■ EXTRACTED MATERIAL ■
┌────────

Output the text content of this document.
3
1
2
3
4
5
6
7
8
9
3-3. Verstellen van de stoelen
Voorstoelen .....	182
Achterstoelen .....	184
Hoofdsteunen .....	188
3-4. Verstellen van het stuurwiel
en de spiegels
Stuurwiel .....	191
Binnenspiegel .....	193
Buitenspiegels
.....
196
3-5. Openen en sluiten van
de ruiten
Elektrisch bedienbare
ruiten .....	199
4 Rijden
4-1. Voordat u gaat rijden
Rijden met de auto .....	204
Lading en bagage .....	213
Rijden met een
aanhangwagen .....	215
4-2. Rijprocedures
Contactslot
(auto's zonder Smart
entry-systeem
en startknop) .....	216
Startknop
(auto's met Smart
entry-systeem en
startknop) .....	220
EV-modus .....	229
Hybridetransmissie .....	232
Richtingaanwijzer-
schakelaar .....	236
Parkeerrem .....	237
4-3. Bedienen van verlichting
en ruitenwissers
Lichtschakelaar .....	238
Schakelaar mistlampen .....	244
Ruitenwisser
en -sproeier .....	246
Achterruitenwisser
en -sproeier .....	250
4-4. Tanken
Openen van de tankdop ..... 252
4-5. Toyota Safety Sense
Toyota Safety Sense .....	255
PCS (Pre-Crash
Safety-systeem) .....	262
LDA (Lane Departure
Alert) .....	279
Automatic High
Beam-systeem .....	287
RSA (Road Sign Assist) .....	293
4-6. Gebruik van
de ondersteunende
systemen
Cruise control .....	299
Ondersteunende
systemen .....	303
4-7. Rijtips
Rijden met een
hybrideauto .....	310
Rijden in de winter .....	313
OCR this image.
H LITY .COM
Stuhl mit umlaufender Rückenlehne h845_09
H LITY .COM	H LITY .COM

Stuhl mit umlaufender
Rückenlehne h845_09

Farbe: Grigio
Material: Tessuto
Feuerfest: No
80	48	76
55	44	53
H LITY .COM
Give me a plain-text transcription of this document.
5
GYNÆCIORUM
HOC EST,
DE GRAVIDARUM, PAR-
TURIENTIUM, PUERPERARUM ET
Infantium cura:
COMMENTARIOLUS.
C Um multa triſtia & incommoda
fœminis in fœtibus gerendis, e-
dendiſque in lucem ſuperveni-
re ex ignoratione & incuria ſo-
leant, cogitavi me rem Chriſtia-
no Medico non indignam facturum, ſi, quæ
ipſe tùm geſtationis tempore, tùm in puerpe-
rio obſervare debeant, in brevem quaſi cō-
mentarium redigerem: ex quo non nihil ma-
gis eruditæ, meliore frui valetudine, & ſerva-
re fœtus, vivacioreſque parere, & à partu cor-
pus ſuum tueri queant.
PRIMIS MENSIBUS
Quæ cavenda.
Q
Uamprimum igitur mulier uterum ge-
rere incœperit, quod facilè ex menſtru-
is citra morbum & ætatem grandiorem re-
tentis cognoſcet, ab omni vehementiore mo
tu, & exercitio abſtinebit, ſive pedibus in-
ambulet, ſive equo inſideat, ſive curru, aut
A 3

└────────

■ TASK GOAL ■
Restate all of the entries exactly, please.

■ WRITTEN RESPONSE ■
Output the text content of this document.
3
1
2
3
4
5
6
7
8
9
3-3. Verstellen van de stoelen
Voorstoelen .....	182
Achterstoelen .....	184
Hoofdsteunen .....	188
3-4. Verstellen van het stuurwiel
en de spiegels
Stuurwiel .....	191
Binnenspiegel .....	193
Buitenspiegels
.....
196
3-5. Openen en sluiten van
de ruiten
Elektrisch bedienbare
ruiten .....	199
4 Rijden
4-1. Voordat u gaat rijden
Rijden met de auto .....	204
Lading en bagage .....	213
Rijden met een
aanhangwagen .....	215
4-2. Rijprocedures
Contactslot
(auto's zonder Smart
entry-systeem
en startknop) .....	216
Startknop
(auto's met Smart
entry-systeem en
startknop) .....	220
EV-modus .....	229
Hybridetransmissie .....	232
Richtingaanwijzer-
schakelaar .....	236
Parkeerrem .....	237
4-3. Bedienen van verlichting
en ruitenwissers
Lichtschakelaar .....	238
Schakelaar mistlampen .....	244
Ruitenwisser
en -sproeier .....	246
Achterruitenwisser
en -sproeier .....	250
4-4. Tanken
Openen van de tankdop ..... 252
4-5. Toyota Safety Sense
Toyota Safety Sense .....	255
PCS (Pre-Crash
Safety-systeem) .....	262
LDA (Lane Departure
Alert) .....	279
Automatic High
Beam-systeem .....	287
RSA (Road Sign Assist) .....	293
4-6. Gebruik van
de ondersteunende
systemen
Cruise control .....	299
Ondersteunende
systemen .....	303
4-7. Rijtips
Rijden met een
hybrideauto .....	310
Rijden in de winter .....	313
OCR this image.
H LITY .COM
Stuhl mit umlaufender Rückenlehne h845_09
H LITY .COM	H LITY .COM

Stuhl mit umlaufender
Rückenlehne h845_09

Farbe: Grigio
Material: Tessuto
Feuerfest: No
80	48	76
55	44	53
H LITY .COM
Give me a plain-text transcription of this document.
5
GYNÆCIORUM
HOC EST,
DE GRAVIDARUM, PAR-
TURIENTIUM, PUERPERARUM ET
Infantium cura:
COMMENTARIOLUS.
C Um multa triſtia & incommoda
fœminis in fœtibus gerendis, e-
dendiſque in lucem ſuperveni-
re ex ignoratione & incuria ſo-
leant, cogitavi me rem Chriſtia-
no Medico non indignam facturum, ſi, quæ
ipſe tùm geſtationis tempore, tùm in puerpe-
rio obſervare debeant, in brevem quaſi cō-
mentarium redigerem: ex quo non nihil ma-
gis eruditæ, meliore frui valetudine, & ſerva-
re fœtus, vivacioreſque parere, & à partu cor-
pus ſuum tueri queant.
PRIMIS MENSIBUS
Quæ cavenda.
Q
Uamprimum igitur mulier uterum ge-
rere incœperit, quod facilè ex menſtru-
is citra morbum & ætatem grandiorem re-
tentis cognoſcet, ab omni vehementiore mo
tu, & exercitio abſtinebit, ſive pedibus in-
ambulet, ſive equo inſideat, ſive curru, aut
A 3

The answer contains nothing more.